__EXERCISE DETAILS__.
Pull every line with "example" from the entries below.

__EXTRACTED INFORMATION__.
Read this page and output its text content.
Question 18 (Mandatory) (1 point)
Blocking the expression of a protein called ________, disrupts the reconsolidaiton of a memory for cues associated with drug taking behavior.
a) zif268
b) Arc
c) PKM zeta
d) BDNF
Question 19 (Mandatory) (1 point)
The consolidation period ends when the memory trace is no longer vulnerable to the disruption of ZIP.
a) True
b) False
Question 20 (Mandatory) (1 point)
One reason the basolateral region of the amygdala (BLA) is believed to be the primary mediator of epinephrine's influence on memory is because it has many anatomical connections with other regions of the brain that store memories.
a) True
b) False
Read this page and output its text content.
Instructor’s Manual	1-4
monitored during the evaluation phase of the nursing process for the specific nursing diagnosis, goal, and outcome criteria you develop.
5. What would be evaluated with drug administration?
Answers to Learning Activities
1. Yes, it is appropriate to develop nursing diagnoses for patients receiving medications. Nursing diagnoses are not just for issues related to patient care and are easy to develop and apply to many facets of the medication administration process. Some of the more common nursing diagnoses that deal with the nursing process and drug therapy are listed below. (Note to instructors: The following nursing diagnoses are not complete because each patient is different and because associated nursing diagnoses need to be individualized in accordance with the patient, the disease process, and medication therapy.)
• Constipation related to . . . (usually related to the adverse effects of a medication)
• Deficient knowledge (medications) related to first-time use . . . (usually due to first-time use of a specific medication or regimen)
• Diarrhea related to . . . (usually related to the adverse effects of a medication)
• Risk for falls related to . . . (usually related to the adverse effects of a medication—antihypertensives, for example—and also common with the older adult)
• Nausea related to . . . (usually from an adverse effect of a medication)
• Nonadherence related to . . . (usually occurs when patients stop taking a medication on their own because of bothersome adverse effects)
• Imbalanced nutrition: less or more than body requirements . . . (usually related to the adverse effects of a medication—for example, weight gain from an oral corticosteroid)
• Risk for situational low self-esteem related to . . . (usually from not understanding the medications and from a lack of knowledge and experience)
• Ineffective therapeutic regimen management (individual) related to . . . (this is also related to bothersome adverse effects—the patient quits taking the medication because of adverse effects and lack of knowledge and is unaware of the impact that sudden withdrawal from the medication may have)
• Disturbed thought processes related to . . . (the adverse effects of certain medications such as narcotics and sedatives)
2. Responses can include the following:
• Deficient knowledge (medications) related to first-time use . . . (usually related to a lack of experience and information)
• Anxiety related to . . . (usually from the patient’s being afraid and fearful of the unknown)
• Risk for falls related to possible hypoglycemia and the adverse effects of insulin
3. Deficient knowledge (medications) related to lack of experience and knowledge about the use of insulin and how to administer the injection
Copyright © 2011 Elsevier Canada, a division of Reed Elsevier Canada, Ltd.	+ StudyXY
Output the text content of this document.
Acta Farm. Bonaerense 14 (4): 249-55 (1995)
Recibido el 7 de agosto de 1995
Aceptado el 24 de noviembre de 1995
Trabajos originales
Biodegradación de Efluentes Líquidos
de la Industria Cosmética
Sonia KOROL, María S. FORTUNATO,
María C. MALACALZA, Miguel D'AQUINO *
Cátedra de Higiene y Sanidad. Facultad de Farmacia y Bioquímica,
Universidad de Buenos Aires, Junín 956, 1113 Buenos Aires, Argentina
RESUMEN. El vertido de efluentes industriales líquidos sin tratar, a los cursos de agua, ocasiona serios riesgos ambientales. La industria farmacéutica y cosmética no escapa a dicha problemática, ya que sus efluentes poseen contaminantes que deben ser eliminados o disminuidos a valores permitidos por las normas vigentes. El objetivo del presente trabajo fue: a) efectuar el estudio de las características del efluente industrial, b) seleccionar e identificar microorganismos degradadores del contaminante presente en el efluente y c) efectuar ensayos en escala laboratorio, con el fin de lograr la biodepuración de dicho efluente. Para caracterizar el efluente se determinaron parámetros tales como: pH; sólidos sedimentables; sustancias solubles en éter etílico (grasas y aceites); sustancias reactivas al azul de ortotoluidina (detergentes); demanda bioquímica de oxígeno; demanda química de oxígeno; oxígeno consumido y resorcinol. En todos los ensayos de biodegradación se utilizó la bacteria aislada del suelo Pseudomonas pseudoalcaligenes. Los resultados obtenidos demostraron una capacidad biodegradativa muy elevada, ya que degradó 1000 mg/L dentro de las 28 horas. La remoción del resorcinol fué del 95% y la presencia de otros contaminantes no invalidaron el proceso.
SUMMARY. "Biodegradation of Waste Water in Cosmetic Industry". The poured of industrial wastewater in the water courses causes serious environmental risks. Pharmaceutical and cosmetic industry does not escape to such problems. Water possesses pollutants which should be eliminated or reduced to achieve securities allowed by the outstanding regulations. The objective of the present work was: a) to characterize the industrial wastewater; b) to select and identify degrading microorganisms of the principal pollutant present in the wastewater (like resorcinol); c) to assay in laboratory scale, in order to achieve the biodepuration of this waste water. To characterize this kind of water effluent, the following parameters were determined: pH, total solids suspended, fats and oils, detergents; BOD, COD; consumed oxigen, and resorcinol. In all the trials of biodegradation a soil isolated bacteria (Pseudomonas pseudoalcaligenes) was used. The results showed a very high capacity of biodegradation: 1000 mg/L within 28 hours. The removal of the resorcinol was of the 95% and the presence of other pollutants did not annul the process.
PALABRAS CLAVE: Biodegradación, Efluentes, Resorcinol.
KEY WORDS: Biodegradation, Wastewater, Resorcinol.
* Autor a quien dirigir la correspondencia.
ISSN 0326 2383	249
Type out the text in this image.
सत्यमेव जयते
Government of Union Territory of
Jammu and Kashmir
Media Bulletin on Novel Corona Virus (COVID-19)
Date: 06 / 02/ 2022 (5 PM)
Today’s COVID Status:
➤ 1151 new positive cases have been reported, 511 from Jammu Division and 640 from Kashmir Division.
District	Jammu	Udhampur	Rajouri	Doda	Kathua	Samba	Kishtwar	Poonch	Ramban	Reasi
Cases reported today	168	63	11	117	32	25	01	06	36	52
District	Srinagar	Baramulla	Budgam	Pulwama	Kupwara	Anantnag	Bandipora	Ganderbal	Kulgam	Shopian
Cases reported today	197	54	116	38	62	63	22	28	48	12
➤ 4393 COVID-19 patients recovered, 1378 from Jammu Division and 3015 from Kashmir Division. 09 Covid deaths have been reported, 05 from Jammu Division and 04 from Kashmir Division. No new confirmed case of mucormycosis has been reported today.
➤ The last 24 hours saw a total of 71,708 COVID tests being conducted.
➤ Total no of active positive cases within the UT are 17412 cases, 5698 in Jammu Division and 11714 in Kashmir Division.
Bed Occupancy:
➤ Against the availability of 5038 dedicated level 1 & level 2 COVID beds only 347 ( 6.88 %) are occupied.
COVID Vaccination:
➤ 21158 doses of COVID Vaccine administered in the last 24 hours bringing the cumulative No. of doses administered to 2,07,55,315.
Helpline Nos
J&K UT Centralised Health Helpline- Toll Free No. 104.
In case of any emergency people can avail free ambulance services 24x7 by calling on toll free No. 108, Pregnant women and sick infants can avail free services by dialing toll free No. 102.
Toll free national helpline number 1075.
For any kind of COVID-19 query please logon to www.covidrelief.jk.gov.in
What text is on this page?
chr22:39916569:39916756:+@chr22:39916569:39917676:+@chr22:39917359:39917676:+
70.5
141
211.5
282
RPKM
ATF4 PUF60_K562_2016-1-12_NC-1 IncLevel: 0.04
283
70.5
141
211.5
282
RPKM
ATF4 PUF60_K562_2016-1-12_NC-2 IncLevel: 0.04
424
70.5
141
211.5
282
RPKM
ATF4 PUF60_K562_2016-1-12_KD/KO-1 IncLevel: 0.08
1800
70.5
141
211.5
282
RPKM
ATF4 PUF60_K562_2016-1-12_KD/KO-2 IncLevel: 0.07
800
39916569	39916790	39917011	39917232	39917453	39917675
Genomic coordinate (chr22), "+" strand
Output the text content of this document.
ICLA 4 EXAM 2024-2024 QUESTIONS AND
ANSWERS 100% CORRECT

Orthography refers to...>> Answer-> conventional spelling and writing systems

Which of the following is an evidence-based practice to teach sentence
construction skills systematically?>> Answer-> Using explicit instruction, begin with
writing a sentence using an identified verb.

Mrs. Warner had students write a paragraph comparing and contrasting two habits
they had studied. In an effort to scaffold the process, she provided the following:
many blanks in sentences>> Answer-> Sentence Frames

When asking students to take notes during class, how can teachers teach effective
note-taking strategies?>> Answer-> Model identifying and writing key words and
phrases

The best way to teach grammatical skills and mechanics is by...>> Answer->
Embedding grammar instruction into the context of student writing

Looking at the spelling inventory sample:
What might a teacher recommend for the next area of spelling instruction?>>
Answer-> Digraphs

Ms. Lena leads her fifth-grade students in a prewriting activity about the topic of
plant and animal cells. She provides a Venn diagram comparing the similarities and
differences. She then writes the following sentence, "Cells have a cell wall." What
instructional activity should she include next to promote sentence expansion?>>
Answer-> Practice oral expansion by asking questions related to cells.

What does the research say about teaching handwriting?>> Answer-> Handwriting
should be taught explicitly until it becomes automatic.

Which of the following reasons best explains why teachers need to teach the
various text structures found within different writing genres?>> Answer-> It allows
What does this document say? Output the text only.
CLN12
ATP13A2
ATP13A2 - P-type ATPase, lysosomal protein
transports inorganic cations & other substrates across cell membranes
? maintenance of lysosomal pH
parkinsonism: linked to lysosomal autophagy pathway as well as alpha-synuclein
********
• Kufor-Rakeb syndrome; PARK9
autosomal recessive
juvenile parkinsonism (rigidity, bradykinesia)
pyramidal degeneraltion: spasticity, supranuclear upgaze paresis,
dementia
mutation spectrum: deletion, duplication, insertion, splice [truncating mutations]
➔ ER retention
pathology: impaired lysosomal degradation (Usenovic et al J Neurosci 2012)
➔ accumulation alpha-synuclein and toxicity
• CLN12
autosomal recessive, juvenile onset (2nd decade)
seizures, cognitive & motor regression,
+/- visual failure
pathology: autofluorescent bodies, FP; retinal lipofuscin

__RESPONSE TO THIS EXERCISE__.
• Risk for falls related to . . . (usually related to the adverse effects of a medication—antihypertensives, for example—and also common with the older adult)
• Imbalanced nutrition: less or more than body requirements . . . (usually related to the adverse effects of a medication—for example, weight gain from an oral corticosteroid)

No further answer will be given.